THE REQUEST » Check each line of the records for "this"; collect those that have it.

[Collected data]
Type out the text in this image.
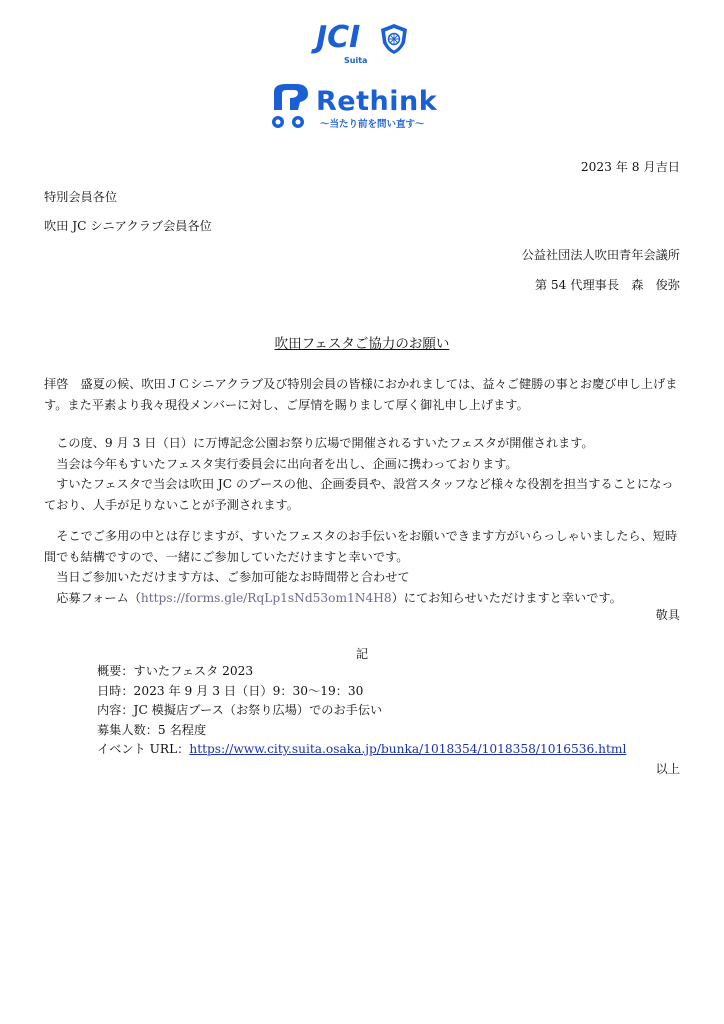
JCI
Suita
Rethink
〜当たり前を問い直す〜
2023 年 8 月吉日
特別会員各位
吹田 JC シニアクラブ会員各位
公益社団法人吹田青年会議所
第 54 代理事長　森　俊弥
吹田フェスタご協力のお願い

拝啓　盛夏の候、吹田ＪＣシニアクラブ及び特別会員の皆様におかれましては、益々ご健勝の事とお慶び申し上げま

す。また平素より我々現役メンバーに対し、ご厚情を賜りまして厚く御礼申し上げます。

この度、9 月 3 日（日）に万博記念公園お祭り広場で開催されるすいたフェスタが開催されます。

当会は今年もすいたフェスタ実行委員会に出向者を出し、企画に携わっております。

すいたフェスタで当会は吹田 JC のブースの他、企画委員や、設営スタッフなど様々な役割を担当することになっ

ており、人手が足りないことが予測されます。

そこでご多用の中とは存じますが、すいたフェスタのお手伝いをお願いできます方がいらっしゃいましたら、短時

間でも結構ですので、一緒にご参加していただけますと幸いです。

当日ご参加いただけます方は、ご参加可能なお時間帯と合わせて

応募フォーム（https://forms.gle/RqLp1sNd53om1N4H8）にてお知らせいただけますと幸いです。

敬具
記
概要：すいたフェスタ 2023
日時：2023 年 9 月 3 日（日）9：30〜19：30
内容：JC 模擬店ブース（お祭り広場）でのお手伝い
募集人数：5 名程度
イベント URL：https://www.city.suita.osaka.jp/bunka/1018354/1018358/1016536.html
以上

--

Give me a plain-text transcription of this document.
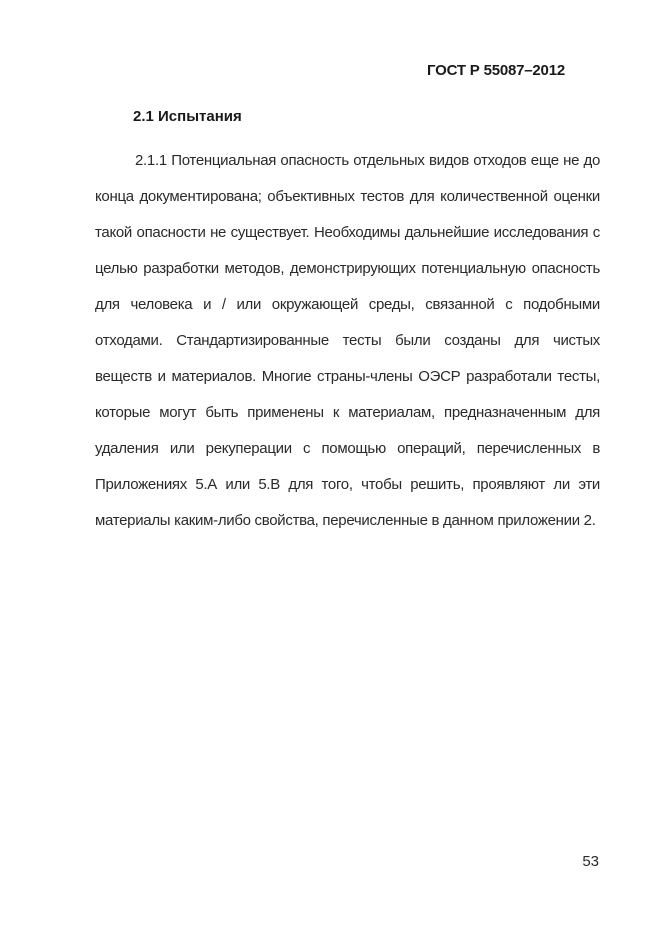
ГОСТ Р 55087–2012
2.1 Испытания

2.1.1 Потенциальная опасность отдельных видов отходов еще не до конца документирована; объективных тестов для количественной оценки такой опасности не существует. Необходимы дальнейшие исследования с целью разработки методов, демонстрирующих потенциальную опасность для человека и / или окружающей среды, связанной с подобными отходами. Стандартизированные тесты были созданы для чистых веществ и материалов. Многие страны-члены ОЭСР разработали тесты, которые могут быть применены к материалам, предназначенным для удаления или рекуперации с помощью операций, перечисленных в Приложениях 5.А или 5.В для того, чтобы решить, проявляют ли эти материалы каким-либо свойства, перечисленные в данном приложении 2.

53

WRITTEN SOLUTION »
Type out the text in this image.
Give me a plain-text transcription of this document.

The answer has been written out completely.